Which lines of the records contain "screenshot"? Collect every one of them.

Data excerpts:

BEGIN

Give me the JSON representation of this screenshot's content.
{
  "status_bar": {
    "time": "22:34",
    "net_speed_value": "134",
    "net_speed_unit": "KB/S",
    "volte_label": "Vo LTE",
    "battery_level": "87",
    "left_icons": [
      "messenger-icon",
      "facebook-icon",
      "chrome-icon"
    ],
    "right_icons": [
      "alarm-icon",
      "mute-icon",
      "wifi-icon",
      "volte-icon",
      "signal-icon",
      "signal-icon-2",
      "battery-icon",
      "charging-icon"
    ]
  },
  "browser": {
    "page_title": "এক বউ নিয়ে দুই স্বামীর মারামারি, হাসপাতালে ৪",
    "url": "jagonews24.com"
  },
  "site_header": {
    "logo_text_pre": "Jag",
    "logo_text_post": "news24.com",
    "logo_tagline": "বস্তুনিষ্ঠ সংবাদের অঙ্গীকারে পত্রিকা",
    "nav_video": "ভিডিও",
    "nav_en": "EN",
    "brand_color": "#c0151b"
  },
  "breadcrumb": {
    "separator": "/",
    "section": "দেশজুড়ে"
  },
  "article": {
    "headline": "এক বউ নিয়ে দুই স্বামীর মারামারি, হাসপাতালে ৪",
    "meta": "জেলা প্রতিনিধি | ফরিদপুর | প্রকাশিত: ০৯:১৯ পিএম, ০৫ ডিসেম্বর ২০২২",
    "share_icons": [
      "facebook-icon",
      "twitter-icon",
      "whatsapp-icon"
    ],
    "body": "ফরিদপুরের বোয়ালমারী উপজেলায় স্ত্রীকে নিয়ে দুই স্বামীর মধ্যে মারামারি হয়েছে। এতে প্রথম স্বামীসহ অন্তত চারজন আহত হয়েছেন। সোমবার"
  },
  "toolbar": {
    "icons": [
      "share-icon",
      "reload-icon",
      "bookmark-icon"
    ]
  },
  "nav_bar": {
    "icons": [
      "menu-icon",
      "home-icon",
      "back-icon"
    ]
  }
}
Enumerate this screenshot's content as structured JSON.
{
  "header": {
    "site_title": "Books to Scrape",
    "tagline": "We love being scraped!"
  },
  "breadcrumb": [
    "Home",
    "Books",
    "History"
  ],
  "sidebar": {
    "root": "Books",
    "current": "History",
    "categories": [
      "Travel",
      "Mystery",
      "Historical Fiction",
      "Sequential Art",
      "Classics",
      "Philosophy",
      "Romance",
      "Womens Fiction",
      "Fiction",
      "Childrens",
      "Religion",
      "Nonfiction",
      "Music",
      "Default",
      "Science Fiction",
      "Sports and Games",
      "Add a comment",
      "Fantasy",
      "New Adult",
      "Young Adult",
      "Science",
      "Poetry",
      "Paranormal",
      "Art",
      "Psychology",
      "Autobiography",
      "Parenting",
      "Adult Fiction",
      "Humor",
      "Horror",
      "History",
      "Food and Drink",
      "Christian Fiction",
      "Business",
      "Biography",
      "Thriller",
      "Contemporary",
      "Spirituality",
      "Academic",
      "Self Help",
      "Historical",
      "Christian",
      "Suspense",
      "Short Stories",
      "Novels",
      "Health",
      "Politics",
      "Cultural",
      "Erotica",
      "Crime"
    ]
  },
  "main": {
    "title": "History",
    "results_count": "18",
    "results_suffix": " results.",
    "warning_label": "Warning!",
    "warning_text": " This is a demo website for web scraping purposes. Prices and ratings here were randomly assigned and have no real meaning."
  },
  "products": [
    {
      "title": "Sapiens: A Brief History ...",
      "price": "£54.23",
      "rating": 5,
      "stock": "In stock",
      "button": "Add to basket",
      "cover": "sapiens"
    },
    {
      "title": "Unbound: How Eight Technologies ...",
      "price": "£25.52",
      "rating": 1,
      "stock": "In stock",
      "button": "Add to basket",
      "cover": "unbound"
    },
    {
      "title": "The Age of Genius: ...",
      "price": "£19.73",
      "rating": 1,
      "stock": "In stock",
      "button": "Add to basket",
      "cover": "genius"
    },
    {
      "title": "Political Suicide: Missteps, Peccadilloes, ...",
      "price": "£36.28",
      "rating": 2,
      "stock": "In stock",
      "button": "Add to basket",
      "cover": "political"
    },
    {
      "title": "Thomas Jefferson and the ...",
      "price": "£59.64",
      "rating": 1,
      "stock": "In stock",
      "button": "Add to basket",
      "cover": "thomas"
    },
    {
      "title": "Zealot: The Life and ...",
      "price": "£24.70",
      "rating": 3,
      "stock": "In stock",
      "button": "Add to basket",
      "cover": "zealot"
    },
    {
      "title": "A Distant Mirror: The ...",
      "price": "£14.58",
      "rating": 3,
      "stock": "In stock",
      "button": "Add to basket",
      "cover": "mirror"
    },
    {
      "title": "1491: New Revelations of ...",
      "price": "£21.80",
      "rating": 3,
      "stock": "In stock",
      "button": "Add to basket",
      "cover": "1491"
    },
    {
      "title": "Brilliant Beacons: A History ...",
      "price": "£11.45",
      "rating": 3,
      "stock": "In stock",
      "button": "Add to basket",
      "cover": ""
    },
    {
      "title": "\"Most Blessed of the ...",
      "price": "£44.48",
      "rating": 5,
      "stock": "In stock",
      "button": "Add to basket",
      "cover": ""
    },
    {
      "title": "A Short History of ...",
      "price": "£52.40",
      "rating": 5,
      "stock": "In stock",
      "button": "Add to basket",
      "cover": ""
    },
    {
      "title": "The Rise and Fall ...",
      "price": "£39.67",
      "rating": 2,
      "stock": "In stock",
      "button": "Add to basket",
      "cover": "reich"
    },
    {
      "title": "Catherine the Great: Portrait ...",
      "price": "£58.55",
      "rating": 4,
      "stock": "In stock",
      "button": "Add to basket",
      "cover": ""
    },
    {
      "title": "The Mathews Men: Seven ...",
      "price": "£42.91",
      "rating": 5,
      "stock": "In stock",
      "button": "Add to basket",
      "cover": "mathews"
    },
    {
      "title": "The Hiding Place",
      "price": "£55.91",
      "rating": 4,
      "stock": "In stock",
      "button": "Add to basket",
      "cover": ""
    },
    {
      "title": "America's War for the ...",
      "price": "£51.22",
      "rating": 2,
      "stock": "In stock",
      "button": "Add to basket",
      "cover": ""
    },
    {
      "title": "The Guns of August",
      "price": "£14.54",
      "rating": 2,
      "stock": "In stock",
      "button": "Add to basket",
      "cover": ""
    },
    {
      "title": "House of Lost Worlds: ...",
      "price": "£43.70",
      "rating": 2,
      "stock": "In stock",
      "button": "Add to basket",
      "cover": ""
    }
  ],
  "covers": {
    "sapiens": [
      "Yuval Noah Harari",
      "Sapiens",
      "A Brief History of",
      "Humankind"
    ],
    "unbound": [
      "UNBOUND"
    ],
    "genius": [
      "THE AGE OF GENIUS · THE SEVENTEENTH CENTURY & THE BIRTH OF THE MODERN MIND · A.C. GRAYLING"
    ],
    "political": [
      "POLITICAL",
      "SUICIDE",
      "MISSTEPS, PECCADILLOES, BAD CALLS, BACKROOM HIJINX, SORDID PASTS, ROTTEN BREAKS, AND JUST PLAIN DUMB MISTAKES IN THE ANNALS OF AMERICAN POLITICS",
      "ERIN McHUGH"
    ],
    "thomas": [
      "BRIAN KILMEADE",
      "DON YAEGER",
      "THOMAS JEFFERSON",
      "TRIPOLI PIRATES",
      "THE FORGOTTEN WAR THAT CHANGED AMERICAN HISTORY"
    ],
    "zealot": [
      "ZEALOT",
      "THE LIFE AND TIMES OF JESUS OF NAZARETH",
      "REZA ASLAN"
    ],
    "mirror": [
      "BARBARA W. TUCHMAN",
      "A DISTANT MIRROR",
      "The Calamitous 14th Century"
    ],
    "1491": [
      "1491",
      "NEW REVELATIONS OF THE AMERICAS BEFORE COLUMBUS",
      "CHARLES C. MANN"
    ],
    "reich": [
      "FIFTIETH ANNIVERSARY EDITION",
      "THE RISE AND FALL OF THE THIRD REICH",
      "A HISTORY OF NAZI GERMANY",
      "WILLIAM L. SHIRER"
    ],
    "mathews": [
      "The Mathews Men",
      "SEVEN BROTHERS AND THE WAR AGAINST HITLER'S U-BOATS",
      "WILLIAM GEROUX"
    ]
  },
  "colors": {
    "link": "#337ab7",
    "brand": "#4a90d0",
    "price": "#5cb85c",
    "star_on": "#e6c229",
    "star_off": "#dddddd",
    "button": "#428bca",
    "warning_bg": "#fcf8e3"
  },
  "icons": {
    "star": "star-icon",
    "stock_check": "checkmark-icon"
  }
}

END

▸ **Correct result**
Give me the JSON representation of this screenshot's content.
Enumerate this screenshot's content as structured JSON.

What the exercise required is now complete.